**Instructions to follow**
Find each line with "лекарственных" and copy it.

····················

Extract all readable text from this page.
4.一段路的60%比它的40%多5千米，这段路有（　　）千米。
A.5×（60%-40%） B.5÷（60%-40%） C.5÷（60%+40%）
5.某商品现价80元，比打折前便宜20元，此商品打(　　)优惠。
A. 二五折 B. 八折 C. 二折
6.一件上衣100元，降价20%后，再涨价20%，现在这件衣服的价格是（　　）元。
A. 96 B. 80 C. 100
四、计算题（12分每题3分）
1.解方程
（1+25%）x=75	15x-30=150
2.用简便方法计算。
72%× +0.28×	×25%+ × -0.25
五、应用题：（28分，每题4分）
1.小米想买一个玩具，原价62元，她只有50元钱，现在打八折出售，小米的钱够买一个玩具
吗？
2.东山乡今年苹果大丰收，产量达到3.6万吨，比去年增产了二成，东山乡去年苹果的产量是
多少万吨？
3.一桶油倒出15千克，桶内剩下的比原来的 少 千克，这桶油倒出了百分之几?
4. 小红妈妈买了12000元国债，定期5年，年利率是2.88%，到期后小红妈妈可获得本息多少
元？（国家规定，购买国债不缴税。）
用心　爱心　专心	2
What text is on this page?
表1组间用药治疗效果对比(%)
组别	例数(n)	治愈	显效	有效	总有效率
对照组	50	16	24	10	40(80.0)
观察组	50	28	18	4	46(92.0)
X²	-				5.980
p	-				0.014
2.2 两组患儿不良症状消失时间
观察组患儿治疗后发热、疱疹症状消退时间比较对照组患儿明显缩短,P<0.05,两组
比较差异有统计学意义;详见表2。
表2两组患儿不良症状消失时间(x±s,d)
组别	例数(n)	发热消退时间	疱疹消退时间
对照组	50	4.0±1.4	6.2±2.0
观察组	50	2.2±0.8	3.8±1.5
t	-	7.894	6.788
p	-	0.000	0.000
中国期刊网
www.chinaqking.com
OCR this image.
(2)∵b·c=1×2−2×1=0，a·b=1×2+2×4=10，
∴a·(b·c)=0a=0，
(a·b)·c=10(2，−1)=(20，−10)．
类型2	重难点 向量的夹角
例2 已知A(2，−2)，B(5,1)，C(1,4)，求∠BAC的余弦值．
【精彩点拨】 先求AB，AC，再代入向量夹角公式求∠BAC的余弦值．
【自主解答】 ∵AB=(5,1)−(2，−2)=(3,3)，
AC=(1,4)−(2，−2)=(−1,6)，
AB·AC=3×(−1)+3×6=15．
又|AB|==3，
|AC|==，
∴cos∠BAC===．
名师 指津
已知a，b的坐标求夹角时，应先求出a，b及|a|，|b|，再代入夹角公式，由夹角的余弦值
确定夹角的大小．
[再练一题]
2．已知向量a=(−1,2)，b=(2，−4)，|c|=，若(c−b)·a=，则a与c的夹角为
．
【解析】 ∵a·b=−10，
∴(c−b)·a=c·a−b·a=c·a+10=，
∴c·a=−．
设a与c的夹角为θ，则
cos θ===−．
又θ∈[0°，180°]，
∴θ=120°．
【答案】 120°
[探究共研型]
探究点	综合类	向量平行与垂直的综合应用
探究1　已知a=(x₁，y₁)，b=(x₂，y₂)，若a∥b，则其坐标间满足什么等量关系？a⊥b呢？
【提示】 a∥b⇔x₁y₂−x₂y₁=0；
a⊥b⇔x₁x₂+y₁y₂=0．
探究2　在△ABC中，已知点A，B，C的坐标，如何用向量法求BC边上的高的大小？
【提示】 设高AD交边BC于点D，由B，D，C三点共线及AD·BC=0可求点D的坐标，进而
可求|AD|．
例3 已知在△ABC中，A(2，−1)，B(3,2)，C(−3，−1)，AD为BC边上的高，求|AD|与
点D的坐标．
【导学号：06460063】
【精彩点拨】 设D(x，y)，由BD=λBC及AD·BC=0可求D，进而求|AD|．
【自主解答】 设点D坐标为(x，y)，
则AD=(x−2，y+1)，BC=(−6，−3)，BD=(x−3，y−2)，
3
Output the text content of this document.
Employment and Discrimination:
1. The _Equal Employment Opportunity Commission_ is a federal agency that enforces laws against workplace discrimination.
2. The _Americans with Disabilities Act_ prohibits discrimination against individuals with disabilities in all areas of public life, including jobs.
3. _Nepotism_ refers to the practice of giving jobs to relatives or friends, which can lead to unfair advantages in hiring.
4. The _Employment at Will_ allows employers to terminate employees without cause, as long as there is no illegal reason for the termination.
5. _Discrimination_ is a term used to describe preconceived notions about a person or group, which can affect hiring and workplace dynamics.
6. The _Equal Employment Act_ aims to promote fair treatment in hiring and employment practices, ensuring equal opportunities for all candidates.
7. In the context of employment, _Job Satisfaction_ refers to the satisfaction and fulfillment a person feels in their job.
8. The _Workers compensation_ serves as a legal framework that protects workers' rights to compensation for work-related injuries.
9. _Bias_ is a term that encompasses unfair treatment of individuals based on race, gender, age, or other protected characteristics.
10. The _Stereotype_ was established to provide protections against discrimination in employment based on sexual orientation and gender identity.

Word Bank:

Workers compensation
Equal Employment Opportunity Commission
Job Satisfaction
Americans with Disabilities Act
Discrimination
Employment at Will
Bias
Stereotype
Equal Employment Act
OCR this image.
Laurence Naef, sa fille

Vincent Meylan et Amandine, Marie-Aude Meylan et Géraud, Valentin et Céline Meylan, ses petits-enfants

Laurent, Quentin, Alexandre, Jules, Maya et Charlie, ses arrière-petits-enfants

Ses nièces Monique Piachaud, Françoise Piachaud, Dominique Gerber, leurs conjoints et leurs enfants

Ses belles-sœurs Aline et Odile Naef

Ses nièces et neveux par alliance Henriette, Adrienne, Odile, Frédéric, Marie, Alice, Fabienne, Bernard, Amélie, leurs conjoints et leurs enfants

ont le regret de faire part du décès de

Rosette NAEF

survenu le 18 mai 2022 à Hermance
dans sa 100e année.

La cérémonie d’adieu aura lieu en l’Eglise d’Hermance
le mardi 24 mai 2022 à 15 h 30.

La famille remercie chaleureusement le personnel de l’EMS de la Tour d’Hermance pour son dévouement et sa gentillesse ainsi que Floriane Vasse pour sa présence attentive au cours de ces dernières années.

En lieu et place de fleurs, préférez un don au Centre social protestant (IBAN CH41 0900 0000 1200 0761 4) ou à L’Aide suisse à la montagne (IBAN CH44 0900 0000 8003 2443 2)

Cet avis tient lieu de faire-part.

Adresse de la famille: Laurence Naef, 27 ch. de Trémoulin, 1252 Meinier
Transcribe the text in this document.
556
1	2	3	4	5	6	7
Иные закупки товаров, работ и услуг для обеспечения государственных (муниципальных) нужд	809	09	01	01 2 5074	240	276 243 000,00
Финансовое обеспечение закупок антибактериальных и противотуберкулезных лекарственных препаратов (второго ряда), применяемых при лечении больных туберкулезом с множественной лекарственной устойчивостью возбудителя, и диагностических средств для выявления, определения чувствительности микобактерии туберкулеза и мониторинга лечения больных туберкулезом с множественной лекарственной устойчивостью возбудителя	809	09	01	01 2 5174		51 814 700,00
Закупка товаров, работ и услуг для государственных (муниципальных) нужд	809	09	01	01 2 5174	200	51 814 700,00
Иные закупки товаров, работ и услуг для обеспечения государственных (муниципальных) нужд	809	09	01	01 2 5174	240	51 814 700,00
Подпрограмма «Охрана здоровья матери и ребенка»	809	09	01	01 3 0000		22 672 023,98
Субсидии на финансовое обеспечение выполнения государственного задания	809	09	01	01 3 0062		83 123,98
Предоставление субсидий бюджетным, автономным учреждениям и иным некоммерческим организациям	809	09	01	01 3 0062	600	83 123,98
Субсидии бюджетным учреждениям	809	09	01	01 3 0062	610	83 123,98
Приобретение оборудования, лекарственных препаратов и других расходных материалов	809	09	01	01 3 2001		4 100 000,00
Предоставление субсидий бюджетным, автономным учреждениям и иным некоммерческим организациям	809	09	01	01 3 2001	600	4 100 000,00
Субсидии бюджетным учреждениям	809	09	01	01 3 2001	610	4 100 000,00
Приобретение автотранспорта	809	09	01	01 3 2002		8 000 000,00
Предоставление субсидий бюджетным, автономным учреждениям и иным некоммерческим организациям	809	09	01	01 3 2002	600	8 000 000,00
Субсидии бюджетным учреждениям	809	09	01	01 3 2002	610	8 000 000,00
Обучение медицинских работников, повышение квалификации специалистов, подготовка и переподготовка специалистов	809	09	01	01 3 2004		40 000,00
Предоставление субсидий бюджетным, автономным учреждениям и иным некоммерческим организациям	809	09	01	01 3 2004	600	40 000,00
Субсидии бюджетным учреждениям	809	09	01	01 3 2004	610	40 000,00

····················

**Solved exercise**
Финансовое обеспечение закупок антибактериальных и противотуберкулезных лекарственных препаратов (второго ряда), применяемых при лечении больных туберкулезом с множественной лекарственной устойчивостью возбудителя, и диагностических средств для выявления, определения чувствительности микобактерии туберкулеза и мониторинга лечения больных туберкулезом с множественной лекарственной устойчивостью возбудителя	809	09	01	01 2 5174		51 814 700,00
Приобретение оборудования, лекарственных препаратов и других расходных материалов	809	09	01	01 3 2001		4 100 000,00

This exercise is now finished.